| Objective |
Write out each line of the listing as it stands, without the images.

# START OF Data provided

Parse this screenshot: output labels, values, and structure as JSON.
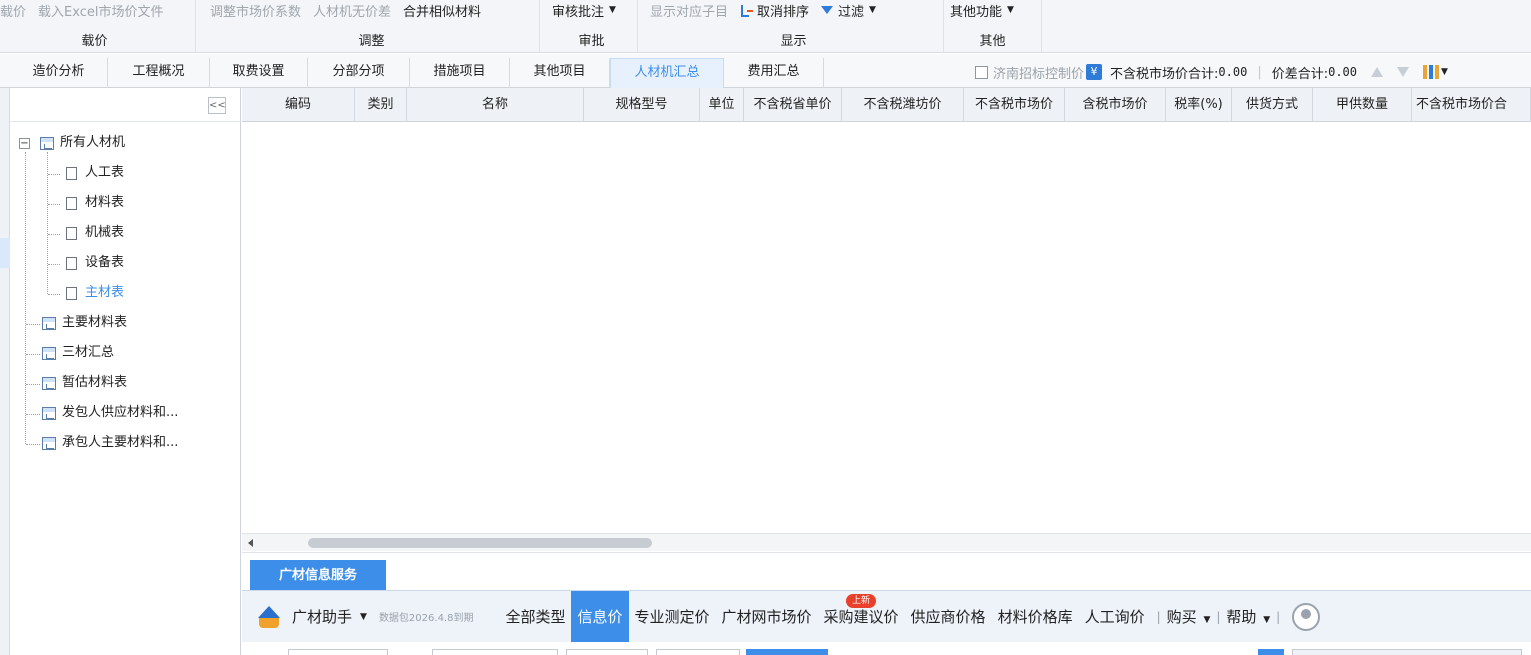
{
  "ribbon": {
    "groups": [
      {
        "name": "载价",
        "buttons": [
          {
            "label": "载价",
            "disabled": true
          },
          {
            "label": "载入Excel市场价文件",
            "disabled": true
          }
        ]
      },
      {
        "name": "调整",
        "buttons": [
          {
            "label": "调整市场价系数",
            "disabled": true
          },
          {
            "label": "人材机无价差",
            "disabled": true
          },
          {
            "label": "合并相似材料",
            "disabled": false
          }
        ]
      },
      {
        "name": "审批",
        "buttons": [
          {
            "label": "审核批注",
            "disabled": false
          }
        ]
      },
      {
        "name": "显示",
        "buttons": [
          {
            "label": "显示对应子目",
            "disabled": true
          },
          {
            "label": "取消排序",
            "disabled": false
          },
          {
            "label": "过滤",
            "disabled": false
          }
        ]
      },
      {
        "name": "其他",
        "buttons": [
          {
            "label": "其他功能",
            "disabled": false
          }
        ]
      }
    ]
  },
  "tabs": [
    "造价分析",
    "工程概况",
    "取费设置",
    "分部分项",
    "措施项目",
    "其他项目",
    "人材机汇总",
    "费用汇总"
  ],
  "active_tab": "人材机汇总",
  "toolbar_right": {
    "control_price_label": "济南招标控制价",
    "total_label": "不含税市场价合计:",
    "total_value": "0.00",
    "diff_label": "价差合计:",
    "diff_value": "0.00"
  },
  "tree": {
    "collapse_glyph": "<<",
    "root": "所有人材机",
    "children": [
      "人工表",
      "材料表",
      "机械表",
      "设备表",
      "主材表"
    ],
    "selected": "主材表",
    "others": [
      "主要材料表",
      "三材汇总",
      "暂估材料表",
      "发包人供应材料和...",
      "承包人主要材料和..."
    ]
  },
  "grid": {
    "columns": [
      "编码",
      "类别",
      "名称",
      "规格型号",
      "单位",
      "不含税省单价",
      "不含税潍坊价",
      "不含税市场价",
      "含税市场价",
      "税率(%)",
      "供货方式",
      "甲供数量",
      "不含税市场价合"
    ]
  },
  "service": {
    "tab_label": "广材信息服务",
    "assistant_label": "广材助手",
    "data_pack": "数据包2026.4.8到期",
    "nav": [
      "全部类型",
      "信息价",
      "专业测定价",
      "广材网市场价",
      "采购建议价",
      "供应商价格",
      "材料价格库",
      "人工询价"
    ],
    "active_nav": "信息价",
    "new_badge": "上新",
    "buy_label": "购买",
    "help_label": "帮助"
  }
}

# END OF Data provided

| Worked solution |
Parse this screenshot: output labels, values, and structure as JSON.
{
  "ribbon": {
    "groups": [
      {
        "name": "载价",
        "buttons": [
          {
            "label": "载价",
            "disabled": true
          },
          {
            "label": "载入Excel市场价文件",
            "disabled": true
          }
        ]
      },
      {
        "name": "调整",
        "buttons": [
          {
            "label": "调整市场价系数",
            "disabled": true
          },
          {
            "label": "人材机无价差",
            "disabled": true
          },
          {
            "label": "合并相似材料",
            "disabled": false
          }
        ]
      },
      {
        "name": "审批",
        "buttons": [
          {
            "label": "审核批注",
            "disabled": false
          }
        ]
      },
      {
        "name": "显示",
        "buttons": [
          {
            "label": "显示对应子目",
            "disabled": true
          },
          {
            "label": "取消排序",
            "disabled": false
          },
          {
            "label": "过滤",
            "disabled": false
          }
        ]
      },
      {
        "name": "其他",
        "buttons": [
          {
            "label": "其他功能",
            "disabled": false
          }
        ]
      }
    ]
  },
  "tabs": [
    "造价分析",
    "工程概况",
    "取费设置",
    "分部分项",
    "措施项目",
    "其他项目",
    "人材机汇总",
    "费用汇总"
  ],
  "active_tab": "人材机汇总",
  "toolbar_right": {
    "control_price_label": "济南招标控制价",
    "total_label": "不含税市场价合计:",
    "total_value": "0.00",
    "diff_label": "价差合计:",
    "diff_value": "0.00"
  },
  "tree": {
    "collapse_glyph": "<<",
    "root": "所有人材机",
    "children": [
      "人工表",
      "材料表",
      "机械表",
      "设备表",
      "主材表"
    ],
    "selected": "主材表",
    "others": [
      "主要材料表",
      "三材汇总",
      "暂估材料表",
      "发包人供应材料和...",
      "承包人主要材料和..."
    ]
  },
  "grid": {
    "columns": [
      "编码",
      "类别",
      "名称",
      "规格型号",
      "单位",
      "不含税省单价",
      "不含税潍坊价",
      "不含税市场价",
      "含税市场价",
      "税率(%)",
      "供货方式",
      "甲供数量",
      "不含税市场价合"
    ]
  },
  "service": {
    "tab_label": "广材信息服务",
    "assistant_label": "广材助手",
    "data_pack": "数据包2026.4.8到期",
    "nav": [
      "全部类型",
      "信息价",
      "专业测定价",
      "广材网市场价",
      "采购建议价",
      "供应商价格",
      "材料价格库",
      "人工询价"
    ],
    "active_nav": "信息价",
    "new_badge": "上新",
    "buy_label": "购买",
    "help_label": "帮助"
  }
}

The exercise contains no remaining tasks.